>> Start TASK MATERIAL

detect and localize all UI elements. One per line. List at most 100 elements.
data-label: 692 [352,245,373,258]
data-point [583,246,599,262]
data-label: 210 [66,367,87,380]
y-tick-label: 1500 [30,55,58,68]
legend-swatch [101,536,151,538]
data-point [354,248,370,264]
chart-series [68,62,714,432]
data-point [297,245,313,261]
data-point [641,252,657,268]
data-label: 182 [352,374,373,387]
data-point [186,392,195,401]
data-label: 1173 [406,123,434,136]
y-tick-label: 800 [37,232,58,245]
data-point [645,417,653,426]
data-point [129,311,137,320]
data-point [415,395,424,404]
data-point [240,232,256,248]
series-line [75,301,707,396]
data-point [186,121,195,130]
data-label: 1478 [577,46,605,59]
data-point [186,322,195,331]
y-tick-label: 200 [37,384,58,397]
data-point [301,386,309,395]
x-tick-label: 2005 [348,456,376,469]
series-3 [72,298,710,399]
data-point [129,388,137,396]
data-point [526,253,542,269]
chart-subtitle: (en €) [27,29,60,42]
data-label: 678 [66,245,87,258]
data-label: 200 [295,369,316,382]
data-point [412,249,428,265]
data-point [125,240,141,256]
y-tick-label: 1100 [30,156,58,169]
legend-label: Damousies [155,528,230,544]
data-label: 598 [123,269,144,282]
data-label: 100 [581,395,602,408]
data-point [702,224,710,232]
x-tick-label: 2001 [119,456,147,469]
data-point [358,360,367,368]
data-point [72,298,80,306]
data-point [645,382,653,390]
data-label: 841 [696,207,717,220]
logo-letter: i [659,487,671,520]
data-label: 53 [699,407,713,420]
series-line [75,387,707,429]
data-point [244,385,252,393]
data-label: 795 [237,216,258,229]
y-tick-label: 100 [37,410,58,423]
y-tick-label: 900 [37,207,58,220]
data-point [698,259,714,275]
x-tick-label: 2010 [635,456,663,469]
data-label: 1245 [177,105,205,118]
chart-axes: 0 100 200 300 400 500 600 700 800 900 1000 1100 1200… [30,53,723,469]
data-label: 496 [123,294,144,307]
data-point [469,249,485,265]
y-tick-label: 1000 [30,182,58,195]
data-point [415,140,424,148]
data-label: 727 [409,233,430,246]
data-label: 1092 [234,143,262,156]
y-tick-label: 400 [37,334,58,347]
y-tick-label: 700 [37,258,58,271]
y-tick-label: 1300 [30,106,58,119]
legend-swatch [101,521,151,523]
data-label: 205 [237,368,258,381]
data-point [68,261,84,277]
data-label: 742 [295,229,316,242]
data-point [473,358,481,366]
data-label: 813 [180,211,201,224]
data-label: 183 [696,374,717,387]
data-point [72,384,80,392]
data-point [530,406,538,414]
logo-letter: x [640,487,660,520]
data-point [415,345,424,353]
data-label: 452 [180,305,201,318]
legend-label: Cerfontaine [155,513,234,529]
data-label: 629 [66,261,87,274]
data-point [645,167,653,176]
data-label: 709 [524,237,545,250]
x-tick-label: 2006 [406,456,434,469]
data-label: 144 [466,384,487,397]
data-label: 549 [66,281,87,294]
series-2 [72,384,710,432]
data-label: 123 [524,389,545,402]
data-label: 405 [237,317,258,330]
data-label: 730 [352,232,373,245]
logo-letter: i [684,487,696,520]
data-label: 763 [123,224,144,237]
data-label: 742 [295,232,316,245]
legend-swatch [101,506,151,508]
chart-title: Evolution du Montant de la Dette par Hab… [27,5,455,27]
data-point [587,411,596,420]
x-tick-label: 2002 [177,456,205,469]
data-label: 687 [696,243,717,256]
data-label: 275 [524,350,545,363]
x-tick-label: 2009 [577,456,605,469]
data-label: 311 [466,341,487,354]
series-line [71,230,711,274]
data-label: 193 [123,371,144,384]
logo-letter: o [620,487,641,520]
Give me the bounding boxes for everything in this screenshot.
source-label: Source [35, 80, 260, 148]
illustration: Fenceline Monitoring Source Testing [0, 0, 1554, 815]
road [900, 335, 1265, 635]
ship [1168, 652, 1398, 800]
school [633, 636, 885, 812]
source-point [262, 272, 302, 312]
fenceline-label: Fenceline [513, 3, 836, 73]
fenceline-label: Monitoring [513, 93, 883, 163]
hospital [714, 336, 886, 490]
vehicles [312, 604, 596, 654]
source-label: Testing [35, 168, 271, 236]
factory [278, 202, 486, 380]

>> End TASK MATERIAL

DESCRIPTION OF THE TASK ::
Rewrite the records from the start up to and including the line with "data-label: 841 [696,207,717,220]", changing each "data-point" to "marker" and leaving everything else as it is.

WRITTEN RESPONSE ::
detect and localize all UI elements. One per line. List at most 100 elements.
data-label: 692 [352,245,373,258]
marker [583,246,599,262]
data-label: 210 [66,367,87,380]
y-tick-label: 1500 [30,55,58,68]
legend-swatch [101,536,151,538]
marker [354,248,370,264]
chart-series [68,62,714,432]
marker [297,245,313,261]
marker [641,252,657,268]
data-label: 182 [352,374,373,387]
marker [186,392,195,401]
data-label: 1173 [406,123,434,136]
y-tick-label: 800 [37,232,58,245]
marker [645,417,653,426]
marker [129,311,137,320]
marker [415,395,424,404]
marker [240,232,256,248]
series-line [75,301,707,396]
marker [186,121,195,130]
data-label: 1478 [577,46,605,59]
marker [186,322,195,331]
y-tick-label: 200 [37,384,58,397]
marker [301,386,309,395]
x-tick-label: 2005 [348,456,376,469]
series-3 [72,298,710,399]
marker [129,388,137,396]
marker [526,253,542,269]
chart-subtitle: (en €) [27,29,60,42]
data-label: 678 [66,245,87,258]
data-label: 200 [295,369,316,382]
marker [412,249,428,265]
marker [125,240,141,256]
y-tick-label: 1100 [30,156,58,169]
legend-label: Damousies [155,528,230,544]
data-label: 598 [123,269,144,282]
data-label: 100 [581,395,602,408]
marker [702,224,710,232]
x-tick-label: 2001 [119,456,147,469]
marker [358,360,367,368]
marker [72,298,80,306]
marker [645,382,653,390]
data-label: 841 [696,207,717,220]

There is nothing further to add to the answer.